INFORMATION SUPPLIED:
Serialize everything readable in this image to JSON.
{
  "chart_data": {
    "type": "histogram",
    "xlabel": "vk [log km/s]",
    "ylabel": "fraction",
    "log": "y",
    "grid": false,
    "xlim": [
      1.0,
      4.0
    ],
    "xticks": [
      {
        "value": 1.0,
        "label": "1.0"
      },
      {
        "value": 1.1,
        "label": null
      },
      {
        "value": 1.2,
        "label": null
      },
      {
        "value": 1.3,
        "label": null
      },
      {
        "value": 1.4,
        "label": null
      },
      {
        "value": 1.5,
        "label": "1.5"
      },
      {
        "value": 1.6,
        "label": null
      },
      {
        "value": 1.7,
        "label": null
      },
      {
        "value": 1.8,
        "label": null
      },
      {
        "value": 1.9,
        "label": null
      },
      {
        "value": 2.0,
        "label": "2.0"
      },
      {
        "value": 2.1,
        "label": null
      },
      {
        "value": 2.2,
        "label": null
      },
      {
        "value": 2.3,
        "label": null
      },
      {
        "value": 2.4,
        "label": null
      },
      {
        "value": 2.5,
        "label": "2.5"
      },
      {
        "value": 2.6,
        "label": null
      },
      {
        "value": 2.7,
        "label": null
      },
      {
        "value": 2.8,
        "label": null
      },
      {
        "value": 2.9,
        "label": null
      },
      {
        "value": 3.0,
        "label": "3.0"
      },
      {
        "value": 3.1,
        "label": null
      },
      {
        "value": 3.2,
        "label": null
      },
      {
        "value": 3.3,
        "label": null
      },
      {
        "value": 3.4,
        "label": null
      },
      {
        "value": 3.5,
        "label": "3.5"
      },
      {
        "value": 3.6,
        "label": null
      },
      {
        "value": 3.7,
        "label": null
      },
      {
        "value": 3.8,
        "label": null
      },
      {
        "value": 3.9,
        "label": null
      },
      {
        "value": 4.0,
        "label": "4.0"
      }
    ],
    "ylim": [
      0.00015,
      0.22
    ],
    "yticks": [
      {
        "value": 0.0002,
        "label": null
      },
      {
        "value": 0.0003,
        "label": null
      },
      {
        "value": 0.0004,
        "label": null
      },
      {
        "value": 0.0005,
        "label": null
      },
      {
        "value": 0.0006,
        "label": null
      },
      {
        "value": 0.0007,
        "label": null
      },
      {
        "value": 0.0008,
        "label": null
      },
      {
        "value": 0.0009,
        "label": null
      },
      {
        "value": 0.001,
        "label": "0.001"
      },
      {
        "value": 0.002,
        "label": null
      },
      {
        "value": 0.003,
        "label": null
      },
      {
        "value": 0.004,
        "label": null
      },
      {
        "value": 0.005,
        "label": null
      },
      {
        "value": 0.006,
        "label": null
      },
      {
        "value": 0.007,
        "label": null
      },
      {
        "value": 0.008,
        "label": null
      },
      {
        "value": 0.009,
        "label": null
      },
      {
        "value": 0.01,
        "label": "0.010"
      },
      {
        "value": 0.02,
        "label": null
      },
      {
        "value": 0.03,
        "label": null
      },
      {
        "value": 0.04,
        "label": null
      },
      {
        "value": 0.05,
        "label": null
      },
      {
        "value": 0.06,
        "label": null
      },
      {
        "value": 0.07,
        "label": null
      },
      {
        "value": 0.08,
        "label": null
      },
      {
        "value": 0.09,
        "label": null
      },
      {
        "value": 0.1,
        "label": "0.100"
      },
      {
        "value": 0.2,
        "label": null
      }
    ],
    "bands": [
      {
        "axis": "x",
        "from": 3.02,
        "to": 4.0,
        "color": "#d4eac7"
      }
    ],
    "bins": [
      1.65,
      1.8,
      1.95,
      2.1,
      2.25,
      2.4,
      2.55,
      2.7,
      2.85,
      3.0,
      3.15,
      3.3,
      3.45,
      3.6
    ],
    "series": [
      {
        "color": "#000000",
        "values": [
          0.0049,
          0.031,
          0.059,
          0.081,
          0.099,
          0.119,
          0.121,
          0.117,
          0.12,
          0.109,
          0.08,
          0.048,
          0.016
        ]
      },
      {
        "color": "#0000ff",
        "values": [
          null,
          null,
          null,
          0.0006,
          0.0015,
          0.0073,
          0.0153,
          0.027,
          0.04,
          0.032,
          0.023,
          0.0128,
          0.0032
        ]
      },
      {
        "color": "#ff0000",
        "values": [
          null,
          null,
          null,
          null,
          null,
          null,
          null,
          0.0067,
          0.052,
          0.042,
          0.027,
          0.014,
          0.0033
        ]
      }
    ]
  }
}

TASK TO COMPLETE: Give an exact repetition of all the material.

EXPECTED ANSWER:
Serialize everything readable in this image to JSON.
{
  "chart_data": {
    "type": "histogram",
    "xlabel": "vk [log km/s]",
    "ylabel": "fraction",
    "log": "y",
    "grid": false,
    "xlim": [
      1.0,
      4.0
    ],
    "xticks": [
      {
        "value": 1.0,
        "label": "1.0"
      },
      {
        "value": 1.1,
        "label": null
      },
      {
        "value": 1.2,
        "label": null
      },
      {
        "value": 1.3,
        "label": null
      },
      {
        "value": 1.4,
        "label": null
      },
      {
        "value": 1.5,
        "label": "1.5"
      },
      {
        "value": 1.6,
        "label": null
      },
      {
        "value": 1.7,
        "label": null
      },
      {
        "value": 1.8,
        "label": null
      },
      {
        "value": 1.9,
        "label": null
      },
      {
        "value": 2.0,
        "label": "2.0"
      },
      {
        "value": 2.1,
        "label": null
      },
      {
        "value": 2.2,
        "label": null
      },
      {
        "value": 2.3,
        "label": null
      },
      {
        "value": 2.4,
        "label": null
      },
      {
        "value": 2.5,
        "label": "2.5"
      },
      {
        "value": 2.6,
        "label": null
      },
      {
        "value": 2.7,
        "label": null
      },
      {
        "value": 2.8,
        "label": null
      },
      {
        "value": 2.9,
        "label": null
      },
      {
        "value": 3.0,
        "label": "3.0"
      },
      {
        "value": 3.1,
        "label": null
      },
      {
        "value": 3.2,
        "label": null
      },
      {
        "value": 3.3,
        "label": null
      },
      {
        "value": 3.4,
        "label": null
      },
      {
        "value": 3.5,
        "label": "3.5"
      },
      {
        "value": 3.6,
        "label": null
      },
      {
        "value": 3.7,
        "label": null
      },
      {
        "value": 3.8,
        "label": null
      },
      {
        "value": 3.9,
        "label": null
      },
      {
        "value": 4.0,
        "label": "4.0"
      }
    ],
    "ylim": [
      0.00015,
      0.22
    ],
    "yticks": [
      {
        "value": 0.0002,
        "label": null
      },
      {
        "value": 0.0003,
        "label": null
      },
      {
        "value": 0.0004,
        "label": null
      },
      {
        "value": 0.0005,
        "label": null
      },
      {
        "value": 0.0006,
        "label": null
      },
      {
        "value": 0.0007,
        "label": null
      },
      {
        "value": 0.0008,
        "label": null
      },
      {
        "value": 0.0009,
        "label": null
      },
      {
        "value": 0.001,
        "label": "0.001"
      },
      {
        "value": 0.002,
        "label": null
      },
      {
        "value": 0.003,
        "label": null
      },
      {
        "value": 0.004,
        "label": null
      },
      {
        "value": 0.005,
        "label": null
      },
      {
        "value": 0.006,
        "label": null
      },
      {
        "value": 0.007,
        "label": null
      },
      {
        "value": 0.008,
        "label": null
      },
      {
        "value": 0.009,
        "label": null
      },
      {
        "value": 0.01,
        "label": "0.010"
      },
      {
        "value": 0.02,
        "label": null
      },
      {
        "value": 0.03,
        "label": null
      },
      {
        "value": 0.04,
        "label": null
      },
      {
        "value": 0.05,
        "label": null
      },
      {
        "value": 0.06,
        "label": null
      },
      {
        "value": 0.07,
        "label": null
      },
      {
        "value": 0.08,
        "label": null
      },
      {
        "value": 0.09,
        "label": null
      },
      {
        "value": 0.1,
        "label": "0.100"
      },
      {
        "value": 0.2,
        "label": null
      }
    ],
    "bands": [
      {
        "axis": "x",
        "from": 3.02,
        "to": 4.0,
        "color": "#d4eac7"
      }
    ],
    "bins": [
      1.65,
      1.8,
      1.95,
      2.1,
      2.25,
      2.4,
      2.55,
      2.7,
      2.85,
      3.0,
      3.15,
      3.3,
      3.45,
      3.6
    ],
    "series": [
      {
        "color": "#000000",
        "values": [
          0.0049,
          0.031,
          0.059,
          0.081,
          0.099,
          0.119,
          0.121,
          0.117,
          0.12,
          0.109,
          0.08,
          0.048,
          0.016
        ]
      },
      {
        "color": "#0000ff",
        "values": [
          null,
          null,
          null,
          0.0006,
          0.0015,
          0.0073,
          0.0153,
          0.027,
          0.04,
          0.032,
          0.023,
          0.0128,
          0.0032
        ]
      },
      {
        "color": "#ff0000",
        "values": [
          null,
          null,
          null,
          null,
          null,
          null,
          null,
          0.0067,
          0.052,
          0.042,
          0.027,
          0.014,
          0.0033
        ]
      }
    ]
  }
}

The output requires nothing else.